◆ **PROMPT**:
Retype each entry below, keeping every character the same.

◆ **SUPPLIED RECORDS**:
Start
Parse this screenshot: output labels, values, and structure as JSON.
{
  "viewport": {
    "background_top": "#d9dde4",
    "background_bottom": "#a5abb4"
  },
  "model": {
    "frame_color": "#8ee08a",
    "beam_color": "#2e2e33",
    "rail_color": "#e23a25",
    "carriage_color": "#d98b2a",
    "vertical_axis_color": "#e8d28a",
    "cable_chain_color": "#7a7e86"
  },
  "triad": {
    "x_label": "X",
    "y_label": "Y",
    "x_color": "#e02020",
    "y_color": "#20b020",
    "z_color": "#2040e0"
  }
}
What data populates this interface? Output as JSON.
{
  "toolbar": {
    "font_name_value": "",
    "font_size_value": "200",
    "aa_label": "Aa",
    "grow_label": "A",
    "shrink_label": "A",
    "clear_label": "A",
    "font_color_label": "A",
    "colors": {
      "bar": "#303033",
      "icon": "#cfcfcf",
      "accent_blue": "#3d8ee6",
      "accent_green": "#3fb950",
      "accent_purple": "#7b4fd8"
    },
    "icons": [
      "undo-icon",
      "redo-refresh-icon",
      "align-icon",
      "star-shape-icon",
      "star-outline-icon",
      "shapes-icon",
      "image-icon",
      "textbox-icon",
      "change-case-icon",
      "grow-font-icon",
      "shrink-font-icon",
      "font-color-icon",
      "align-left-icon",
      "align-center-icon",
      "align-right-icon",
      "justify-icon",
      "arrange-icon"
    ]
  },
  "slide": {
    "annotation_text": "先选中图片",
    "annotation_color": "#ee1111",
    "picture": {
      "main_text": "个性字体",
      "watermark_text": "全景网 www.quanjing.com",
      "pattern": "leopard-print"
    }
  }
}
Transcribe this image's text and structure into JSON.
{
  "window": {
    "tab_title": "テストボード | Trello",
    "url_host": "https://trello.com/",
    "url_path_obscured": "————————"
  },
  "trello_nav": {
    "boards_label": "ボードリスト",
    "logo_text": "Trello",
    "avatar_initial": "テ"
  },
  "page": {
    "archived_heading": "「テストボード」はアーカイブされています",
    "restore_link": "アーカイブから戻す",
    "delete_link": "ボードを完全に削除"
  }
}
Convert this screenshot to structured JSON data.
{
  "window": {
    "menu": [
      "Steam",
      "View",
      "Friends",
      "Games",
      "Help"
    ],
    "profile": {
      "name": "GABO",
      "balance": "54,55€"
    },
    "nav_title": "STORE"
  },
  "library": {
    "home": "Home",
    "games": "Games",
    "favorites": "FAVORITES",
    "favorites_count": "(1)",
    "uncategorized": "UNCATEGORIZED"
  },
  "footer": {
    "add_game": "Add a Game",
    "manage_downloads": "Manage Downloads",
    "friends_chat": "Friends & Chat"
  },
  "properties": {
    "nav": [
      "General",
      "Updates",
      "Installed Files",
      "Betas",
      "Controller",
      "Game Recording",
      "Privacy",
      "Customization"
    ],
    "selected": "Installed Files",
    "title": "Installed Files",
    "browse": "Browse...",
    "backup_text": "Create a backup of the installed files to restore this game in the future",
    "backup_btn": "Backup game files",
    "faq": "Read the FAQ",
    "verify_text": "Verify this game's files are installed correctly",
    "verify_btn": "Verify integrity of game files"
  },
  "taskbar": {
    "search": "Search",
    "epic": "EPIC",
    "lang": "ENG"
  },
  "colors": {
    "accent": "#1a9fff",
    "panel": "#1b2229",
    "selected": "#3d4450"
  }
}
End
◆ **THE RESULT**:
Parse this screenshot: output labels, values, and structure as JSON.
{
  "viewport": {
    "background_top": "#d9dde4",
    "background_bottom": "#a5abb4"
  },
  "model": {
    "frame_color": "#8ee08a",
    "beam_color": "#2e2e33",
    "rail_color": "#e23a25",
    "carriage_color": "#d98b2a",
    "vertical_axis_color": "#e8d28a",
    "cable_chain_color": "#7a7e86"
  },
  "triad": {
    "x_label": "X",
    "y_label": "Y",
    "x_color": "#e02020",
    "y_color": "#20b020",
    "z_color": "#2040e0"
  }
}
What data populates this interface? Output as JSON.
{
  "toolbar": {
    "font_name_value": "",
    "font_size_value": "200",
    "aa_label": "Aa",
    "grow_label": "A",
    "shrink_label": "A",
    "clear_label": "A",
    "font_color_label": "A",
    "colors": {
      "bar": "#303033",
      "icon": "#cfcfcf",
      "accent_blue": "#3d8ee6",
      "accent_green": "#3fb950",
      "accent_purple": "#7b4fd8"
    },
    "icons": [
      "undo-icon",
      "redo-refresh-icon",
      "align-icon",
      "star-shape-icon",
      "star-outline-icon",
      "shapes-icon",
      "image-icon",
      "textbox-icon",
      "change-case-icon",
      "grow-font-icon",
      "shrink-font-icon",
      "font-color-icon",
      "align-left-icon",
      "align-center-icon",
      "align-right-icon",
      "justify-icon",
      "arrange-icon"
    ]
  },
  "slide": {
    "annotation_text": "先选中图片",
    "annotation_color": "#ee1111",
    "picture": {
      "main_text": "个性字体",
      "watermark_text": "全景网 www.quanjing.com",
      "pattern": "leopard-print"
    }
  }
}
Transcribe this image's text and structure into JSON.
{
  "window": {
    "tab_title": "テストボード | Trello",
    "url_host": "https://trello.com/",
    "url_path_obscured": "————————"
  },
  "trello_nav": {
    "boards_label": "ボードリスト",
    "logo_text": "Trello",
    "avatar_initial": "テ"
  },
  "page": {
    "archived_heading": "「テストボード」はアーカイブされています",
    "restore_link": "アーカイブから戻す",
    "delete_link": "ボードを完全に削除"
  }
}
Convert this screenshot to structured JSON data.
{
  "window": {
    "menu": [
      "Steam",
      "View",
      "Friends",
      "Games",
      "Help"
    ],
    "profile": {
      "name": "GABO",
      "balance": "54,55€"
    },
    "nav_title": "STORE"
  },
  "library": {
    "home": "Home",
    "games": "Games",
    "favorites": "FAVORITES",
    "favorites_count": "(1)",
    "uncategorized": "UNCATEGORIZED"
  },
  "footer": {
    "add_game": "Add a Game",
    "manage_downloads": "Manage Downloads",
    "friends_chat": "Friends & Chat"
  },
  "properties": {
    "nav": [
      "General",
      "Updates",
      "Installed Files",
      "Betas",
      "Controller",
      "Game Recording",
      "Privacy",
      "Customization"
    ],
    "selected": "Installed Files",
    "title": "Installed Files",
    "browse": "Browse...",
    "backup_text": "Create a backup of the installed files to restore this game in the future",
    "backup_btn": "Backup game files",
    "faq": "Read the FAQ",
    "verify_text": "Verify this game's files are installed correctly",
    "verify_btn": "Verify integrity of game files"
  },
  "taskbar": {
    "search": "Search",
    "epic": "EPIC",
    "lang": "ENG"
  },
  "colors": {
    "accent": "#1a9fff",
    "panel": "#1b2229",
    "selected": "#3d4450"
  }
}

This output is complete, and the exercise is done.